DATA ROWS –

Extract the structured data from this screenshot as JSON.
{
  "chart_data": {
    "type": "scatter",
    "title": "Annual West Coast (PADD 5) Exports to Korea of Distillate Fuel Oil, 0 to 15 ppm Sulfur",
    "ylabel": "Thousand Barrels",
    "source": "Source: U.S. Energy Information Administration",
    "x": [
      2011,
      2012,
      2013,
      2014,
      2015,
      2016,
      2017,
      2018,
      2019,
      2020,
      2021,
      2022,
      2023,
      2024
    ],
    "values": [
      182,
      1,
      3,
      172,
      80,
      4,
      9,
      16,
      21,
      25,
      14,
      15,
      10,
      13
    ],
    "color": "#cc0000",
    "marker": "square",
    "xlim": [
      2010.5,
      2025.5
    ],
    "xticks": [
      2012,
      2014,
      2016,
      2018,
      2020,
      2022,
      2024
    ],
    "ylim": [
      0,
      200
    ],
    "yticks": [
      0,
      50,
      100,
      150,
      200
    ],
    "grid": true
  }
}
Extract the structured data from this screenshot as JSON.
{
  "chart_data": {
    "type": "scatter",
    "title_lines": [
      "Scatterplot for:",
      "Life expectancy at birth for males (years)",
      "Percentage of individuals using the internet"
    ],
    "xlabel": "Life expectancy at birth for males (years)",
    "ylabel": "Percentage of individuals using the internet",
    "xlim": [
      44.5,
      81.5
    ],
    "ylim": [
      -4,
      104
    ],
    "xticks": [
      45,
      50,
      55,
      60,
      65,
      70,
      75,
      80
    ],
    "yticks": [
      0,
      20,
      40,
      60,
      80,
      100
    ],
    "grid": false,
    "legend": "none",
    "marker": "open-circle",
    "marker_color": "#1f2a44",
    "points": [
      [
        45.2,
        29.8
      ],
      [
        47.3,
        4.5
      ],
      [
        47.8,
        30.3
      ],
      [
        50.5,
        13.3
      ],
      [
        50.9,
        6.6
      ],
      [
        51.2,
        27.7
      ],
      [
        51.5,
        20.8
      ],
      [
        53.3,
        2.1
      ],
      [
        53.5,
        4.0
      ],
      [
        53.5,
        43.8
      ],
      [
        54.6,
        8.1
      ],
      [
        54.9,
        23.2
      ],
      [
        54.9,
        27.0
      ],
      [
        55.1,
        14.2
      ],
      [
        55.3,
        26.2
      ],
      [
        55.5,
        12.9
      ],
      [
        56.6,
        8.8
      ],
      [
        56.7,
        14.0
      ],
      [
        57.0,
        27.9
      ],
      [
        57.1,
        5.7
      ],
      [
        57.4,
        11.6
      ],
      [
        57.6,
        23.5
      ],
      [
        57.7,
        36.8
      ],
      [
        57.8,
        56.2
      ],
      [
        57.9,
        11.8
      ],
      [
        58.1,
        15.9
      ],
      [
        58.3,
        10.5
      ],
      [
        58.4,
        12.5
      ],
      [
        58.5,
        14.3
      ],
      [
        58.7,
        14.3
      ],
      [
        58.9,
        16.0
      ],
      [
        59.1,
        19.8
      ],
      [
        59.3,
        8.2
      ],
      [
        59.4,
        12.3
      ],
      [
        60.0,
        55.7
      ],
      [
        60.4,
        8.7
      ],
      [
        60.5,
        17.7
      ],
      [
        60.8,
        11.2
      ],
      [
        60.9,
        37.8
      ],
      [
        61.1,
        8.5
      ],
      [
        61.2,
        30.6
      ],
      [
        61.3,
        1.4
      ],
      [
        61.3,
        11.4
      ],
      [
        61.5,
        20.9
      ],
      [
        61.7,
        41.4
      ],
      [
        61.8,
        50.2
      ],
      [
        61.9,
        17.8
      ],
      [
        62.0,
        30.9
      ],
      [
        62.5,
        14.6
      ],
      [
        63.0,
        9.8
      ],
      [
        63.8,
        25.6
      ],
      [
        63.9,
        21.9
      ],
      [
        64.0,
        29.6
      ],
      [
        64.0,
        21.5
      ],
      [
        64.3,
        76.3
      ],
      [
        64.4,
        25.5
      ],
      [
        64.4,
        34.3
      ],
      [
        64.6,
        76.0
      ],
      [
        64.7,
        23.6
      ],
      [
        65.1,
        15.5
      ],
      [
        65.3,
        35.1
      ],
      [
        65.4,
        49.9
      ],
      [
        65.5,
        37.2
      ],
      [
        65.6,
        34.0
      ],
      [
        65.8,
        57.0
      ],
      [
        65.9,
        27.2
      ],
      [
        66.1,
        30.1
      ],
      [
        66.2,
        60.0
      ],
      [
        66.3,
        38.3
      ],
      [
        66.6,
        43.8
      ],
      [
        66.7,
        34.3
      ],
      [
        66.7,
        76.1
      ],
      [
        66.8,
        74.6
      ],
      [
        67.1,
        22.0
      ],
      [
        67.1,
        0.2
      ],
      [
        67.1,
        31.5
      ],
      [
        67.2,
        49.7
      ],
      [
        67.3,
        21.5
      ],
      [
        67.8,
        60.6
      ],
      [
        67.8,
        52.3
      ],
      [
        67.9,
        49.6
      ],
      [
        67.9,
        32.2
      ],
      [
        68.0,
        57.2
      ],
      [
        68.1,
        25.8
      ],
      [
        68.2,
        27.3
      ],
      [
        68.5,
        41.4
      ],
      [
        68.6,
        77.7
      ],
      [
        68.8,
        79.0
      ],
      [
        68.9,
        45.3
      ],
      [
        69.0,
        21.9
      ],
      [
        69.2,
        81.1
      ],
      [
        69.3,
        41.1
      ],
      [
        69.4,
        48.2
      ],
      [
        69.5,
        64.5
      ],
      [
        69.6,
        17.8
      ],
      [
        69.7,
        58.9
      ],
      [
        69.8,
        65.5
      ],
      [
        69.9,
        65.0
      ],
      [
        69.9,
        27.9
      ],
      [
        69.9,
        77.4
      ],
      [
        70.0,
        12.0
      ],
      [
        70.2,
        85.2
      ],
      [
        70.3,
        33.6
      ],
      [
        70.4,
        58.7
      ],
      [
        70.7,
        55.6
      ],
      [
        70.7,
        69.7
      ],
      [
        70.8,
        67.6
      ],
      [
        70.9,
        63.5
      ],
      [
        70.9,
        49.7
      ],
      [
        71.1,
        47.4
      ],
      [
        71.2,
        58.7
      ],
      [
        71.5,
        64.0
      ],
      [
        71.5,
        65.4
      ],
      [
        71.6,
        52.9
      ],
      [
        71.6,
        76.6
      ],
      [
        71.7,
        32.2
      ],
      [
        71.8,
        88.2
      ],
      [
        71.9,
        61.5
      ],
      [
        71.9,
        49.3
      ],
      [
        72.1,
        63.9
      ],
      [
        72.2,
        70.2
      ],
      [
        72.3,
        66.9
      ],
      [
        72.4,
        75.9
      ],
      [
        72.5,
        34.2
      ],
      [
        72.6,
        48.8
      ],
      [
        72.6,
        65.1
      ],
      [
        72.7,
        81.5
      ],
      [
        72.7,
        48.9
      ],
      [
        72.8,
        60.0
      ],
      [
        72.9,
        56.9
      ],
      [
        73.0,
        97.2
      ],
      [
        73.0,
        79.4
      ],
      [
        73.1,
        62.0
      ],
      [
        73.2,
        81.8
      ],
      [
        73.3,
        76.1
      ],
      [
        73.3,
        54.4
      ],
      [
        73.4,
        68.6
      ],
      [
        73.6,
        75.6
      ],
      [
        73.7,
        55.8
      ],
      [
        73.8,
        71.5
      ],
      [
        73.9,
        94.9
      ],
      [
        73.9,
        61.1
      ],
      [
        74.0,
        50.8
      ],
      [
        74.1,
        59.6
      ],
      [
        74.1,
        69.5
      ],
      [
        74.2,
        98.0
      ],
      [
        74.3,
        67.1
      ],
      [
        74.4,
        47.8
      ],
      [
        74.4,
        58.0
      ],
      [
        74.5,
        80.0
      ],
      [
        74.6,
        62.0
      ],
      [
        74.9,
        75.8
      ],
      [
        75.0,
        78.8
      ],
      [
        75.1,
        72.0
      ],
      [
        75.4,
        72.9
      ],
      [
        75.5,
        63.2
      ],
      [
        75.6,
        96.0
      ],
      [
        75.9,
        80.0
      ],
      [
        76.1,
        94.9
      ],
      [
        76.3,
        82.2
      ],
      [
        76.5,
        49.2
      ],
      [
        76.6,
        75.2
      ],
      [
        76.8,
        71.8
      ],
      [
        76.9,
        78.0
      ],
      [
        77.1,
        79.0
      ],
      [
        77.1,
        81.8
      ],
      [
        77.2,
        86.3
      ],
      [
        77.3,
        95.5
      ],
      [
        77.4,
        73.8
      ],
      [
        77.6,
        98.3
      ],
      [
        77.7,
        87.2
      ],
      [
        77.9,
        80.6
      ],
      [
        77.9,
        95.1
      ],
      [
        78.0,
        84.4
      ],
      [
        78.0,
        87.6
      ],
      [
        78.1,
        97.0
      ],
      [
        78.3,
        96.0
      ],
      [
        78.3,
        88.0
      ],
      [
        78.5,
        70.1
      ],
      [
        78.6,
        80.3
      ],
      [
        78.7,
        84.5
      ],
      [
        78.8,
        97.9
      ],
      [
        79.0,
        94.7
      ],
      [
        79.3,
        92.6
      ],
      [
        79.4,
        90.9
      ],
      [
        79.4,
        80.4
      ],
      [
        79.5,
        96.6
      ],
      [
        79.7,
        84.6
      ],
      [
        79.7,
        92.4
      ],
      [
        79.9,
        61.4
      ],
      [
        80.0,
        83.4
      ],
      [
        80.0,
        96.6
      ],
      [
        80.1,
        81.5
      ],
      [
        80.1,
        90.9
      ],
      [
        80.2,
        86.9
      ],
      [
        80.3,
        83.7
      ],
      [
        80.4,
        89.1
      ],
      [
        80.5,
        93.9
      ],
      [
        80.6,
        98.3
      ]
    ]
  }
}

REQUIREMENTS –
Nothing but a number is needed here: how many lines hold the string "birth"?

TASK ANSWER –
2